--- BEGIN Data supplied ---

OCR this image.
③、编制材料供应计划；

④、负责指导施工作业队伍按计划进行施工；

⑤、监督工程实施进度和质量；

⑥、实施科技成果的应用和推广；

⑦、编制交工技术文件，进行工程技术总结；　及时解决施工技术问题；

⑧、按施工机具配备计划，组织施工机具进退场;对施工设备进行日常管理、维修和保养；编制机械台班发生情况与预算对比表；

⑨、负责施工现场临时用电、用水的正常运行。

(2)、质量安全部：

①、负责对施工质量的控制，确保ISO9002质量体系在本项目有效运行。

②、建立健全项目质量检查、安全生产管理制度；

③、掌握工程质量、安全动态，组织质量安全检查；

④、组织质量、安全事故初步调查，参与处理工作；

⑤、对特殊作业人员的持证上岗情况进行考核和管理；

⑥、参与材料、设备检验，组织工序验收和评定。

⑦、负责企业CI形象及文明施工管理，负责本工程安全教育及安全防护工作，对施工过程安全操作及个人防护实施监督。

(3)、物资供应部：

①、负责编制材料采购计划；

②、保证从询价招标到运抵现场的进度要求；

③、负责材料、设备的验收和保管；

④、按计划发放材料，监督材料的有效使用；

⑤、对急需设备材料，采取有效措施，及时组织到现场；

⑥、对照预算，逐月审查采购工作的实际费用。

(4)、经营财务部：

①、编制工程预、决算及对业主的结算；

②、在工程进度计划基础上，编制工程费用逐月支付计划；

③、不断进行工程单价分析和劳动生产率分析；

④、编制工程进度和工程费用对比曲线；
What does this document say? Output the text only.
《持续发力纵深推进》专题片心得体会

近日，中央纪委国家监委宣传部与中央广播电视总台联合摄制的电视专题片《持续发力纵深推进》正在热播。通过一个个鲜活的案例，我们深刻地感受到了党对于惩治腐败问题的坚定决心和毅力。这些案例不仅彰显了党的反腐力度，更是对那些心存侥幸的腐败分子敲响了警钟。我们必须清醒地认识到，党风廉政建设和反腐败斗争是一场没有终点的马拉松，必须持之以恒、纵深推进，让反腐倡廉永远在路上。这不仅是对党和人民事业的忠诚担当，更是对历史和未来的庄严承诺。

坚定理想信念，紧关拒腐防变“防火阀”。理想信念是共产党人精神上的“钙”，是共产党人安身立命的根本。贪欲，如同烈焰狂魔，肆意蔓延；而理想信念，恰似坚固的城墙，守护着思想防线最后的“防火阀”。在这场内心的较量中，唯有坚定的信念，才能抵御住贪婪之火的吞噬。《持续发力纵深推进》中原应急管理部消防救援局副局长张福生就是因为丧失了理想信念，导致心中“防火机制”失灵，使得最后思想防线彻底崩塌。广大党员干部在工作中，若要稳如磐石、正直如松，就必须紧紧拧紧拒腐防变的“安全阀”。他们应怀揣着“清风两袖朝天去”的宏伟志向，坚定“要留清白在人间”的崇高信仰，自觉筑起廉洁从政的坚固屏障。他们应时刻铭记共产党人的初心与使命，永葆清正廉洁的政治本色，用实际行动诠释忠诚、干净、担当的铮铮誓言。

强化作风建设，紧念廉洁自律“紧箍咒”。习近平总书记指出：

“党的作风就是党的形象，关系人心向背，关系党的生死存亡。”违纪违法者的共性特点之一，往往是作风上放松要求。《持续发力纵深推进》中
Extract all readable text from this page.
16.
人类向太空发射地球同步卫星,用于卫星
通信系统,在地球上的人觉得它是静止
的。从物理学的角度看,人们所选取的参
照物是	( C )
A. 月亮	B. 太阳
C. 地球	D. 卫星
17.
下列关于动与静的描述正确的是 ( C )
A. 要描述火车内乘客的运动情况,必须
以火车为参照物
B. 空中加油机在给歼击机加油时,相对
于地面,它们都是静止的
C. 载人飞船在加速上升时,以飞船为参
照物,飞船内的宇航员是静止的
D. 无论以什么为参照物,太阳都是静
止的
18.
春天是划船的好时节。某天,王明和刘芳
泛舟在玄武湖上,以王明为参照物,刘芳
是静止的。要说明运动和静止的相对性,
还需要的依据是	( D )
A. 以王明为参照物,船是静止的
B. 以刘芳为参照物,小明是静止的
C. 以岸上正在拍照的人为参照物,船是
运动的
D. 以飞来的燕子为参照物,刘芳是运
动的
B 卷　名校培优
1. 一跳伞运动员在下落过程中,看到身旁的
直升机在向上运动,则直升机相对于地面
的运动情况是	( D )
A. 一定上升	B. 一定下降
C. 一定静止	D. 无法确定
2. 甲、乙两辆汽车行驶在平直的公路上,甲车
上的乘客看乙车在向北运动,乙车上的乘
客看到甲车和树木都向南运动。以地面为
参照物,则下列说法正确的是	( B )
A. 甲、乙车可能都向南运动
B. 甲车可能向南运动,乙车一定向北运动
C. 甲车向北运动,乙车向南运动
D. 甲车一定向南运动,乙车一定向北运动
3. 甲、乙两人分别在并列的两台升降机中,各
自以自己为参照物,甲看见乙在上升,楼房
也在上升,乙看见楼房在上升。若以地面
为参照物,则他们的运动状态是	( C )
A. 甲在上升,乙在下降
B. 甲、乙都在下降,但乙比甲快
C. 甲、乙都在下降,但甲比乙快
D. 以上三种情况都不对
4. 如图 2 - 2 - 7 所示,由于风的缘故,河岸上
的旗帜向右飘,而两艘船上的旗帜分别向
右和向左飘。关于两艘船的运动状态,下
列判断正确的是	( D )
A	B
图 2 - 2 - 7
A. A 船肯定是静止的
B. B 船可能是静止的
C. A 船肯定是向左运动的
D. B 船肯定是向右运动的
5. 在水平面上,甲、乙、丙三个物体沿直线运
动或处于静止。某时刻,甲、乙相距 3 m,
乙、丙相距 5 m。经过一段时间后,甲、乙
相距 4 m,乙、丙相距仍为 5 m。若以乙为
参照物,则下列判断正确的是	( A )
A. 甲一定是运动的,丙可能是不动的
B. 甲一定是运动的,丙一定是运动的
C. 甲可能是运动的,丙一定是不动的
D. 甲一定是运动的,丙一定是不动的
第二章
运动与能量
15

--- END Data supplied ---

Copy out the whole listing exactly.

▶ Answer
OCR this image.
③、编制材料供应计划；

④、负责指导施工作业队伍按计划进行施工；

⑤、监督工程实施进度和质量；

⑥、实施科技成果的应用和推广；

⑦、编制交工技术文件，进行工程技术总结；　及时解决施工技术问题；

⑧、按施工机具配备计划，组织施工机具进退场;对施工设备进行日常管理、维修和保养；编制机械台班发生情况与预算对比表；

⑨、负责施工现场临时用电、用水的正常运行。

(2)、质量安全部：

①、负责对施工质量的控制，确保ISO9002质量体系在本项目有效运行。

②、建立健全项目质量检查、安全生产管理制度；

③、掌握工程质量、安全动态，组织质量安全检查；

④、组织质量、安全事故初步调查，参与处理工作；

⑤、对特殊作业人员的持证上岗情况进行考核和管理；

⑥、参与材料、设备检验，组织工序验收和评定。

⑦、负责企业CI形象及文明施工管理，负责本工程安全教育及安全防护工作，对施工过程安全操作及个人防护实施监督。

(3)、物资供应部：

①、负责编制材料采购计划；

②、保证从询价招标到运抵现场的进度要求；

③、负责材料、设备的验收和保管；

④、按计划发放材料，监督材料的有效使用；

⑤、对急需设备材料，采取有效措施，及时组织到现场；

⑥、对照预算，逐月审查采购工作的实际费用。

(4)、经营财务部：

①、编制工程预、决算及对业主的结算；

②、在工程进度计划基础上，编制工程费用逐月支付计划；

③、不断进行工程单价分析和劳动生产率分析；

④、编制工程进度和工程费用对比曲线；
What does this document say? Output the text only.
《持续发力纵深推进》专题片心得体会

近日，中央纪委国家监委宣传部与中央广播电视总台联合摄制的电视专题片《持续发力纵深推进》正在热播。通过一个个鲜活的案例，我们深刻地感受到了党对于惩治腐败问题的坚定决心和毅力。这些案例不仅彰显了党的反腐力度，更是对那些心存侥幸的腐败分子敲响了警钟。我们必须清醒地认识到，党风廉政建设和反腐败斗争是一场没有终点的马拉松，必须持之以恒、纵深推进，让反腐倡廉永远在路上。这不仅是对党和人民事业的忠诚担当，更是对历史和未来的庄严承诺。

坚定理想信念，紧关拒腐防变“防火阀”。理想信念是共产党人精神上的“钙”，是共产党人安身立命的根本。贪欲，如同烈焰狂魔，肆意蔓延；而理想信念，恰似坚固的城墙，守护着思想防线最后的“防火阀”。在这场内心的较量中，唯有坚定的信念，才能抵御住贪婪之火的吞噬。《持续发力纵深推进》中原应急管理部消防救援局副局长张福生就是因为丧失了理想信念，导致心中“防火机制”失灵，使得最后思想防线彻底崩塌。广大党员干部在工作中，若要稳如磐石、正直如松，就必须紧紧拧紧拒腐防变的“安全阀”。他们应怀揣着“清风两袖朝天去”的宏伟志向，坚定“要留清白在人间”的崇高信仰，自觉筑起廉洁从政的坚固屏障。他们应时刻铭记共产党人的初心与使命，永葆清正廉洁的政治本色，用实际行动诠释忠诚、干净、担当的铮铮誓言。

强化作风建设，紧念廉洁自律“紧箍咒”。习近平总书记指出：

“党的作风就是党的形象，关系人心向背，关系党的生死存亡。”违纪违法者的共性特点之一，往往是作风上放松要求。《持续发力纵深推进》中
Extract all readable text from this page.
16.
人类向太空发射地球同步卫星,用于卫星
通信系统,在地球上的人觉得它是静止
的。从物理学的角度看,人们所选取的参
照物是	( C )
A. 月亮	B. 太阳
C. 地球	D. 卫星
17.
下列关于动与静的描述正确的是 ( C )
A. 要描述火车内乘客的运动情况,必须
以火车为参照物
B. 空中加油机在给歼击机加油时,相对
于地面,它们都是静止的
C. 载人飞船在加速上升时,以飞船为参
照物,飞船内的宇航员是静止的
D. 无论以什么为参照物,太阳都是静
止的
18.
春天是划船的好时节。某天,王明和刘芳
泛舟在玄武湖上,以王明为参照物,刘芳
是静止的。要说明运动和静止的相对性,
还需要的依据是	( D )
A. 以王明为参照物,船是静止的
B. 以刘芳为参照物,小明是静止的
C. 以岸上正在拍照的人为参照物,船是
运动的
D. 以飞来的燕子为参照物,刘芳是运
动的
B 卷　名校培优
1. 一跳伞运动员在下落过程中,看到身旁的
直升机在向上运动,则直升机相对于地面
的运动情况是	( D )
A. 一定上升	B. 一定下降
C. 一定静止	D. 无法确定
2. 甲、乙两辆汽车行驶在平直的公路上,甲车
上的乘客看乙车在向北运动,乙车上的乘
客看到甲车和树木都向南运动。以地面为
参照物,则下列说法正确的是	( B )
A. 甲、乙车可能都向南运动
B. 甲车可能向南运动,乙车一定向北运动
C. 甲车向北运动,乙车向南运动
D. 甲车一定向南运动,乙车一定向北运动
3. 甲、乙两人分别在并列的两台升降机中,各
自以自己为参照物,甲看见乙在上升,楼房
也在上升,乙看见楼房在上升。若以地面
为参照物,则他们的运动状态是	( C )
A. 甲在上升,乙在下降
B. 甲、乙都在下降,但乙比甲快
C. 甲、乙都在下降,但甲比乙快
D. 以上三种情况都不对
4. 如图 2 - 2 - 7 所示,由于风的缘故,河岸上
的旗帜向右飘,而两艘船上的旗帜分别向
右和向左飘。关于两艘船的运动状态,下
列判断正确的是	( D )
A	B
图 2 - 2 - 7
A. A 船肯定是静止的
B. B 船可能是静止的
C. A 船肯定是向左运动的
D. B 船肯定是向右运动的
5. 在水平面上,甲、乙、丙三个物体沿直线运
动或处于静止。某时刻,甲、乙相距 3 m,
乙、丙相距 5 m。经过一段时间后,甲、乙
相距 4 m,乙、丙相距仍为 5 m。若以乙为
参照物,则下列判断正确的是	( A )
A. 甲一定是运动的,丙可能是不动的
B. 甲一定是运动的,丙一定是运动的
C. 甲可能是运动的,丙一定是不动的
D. 甲一定是运动的,丙一定是不动的
第二章
运动与能量
15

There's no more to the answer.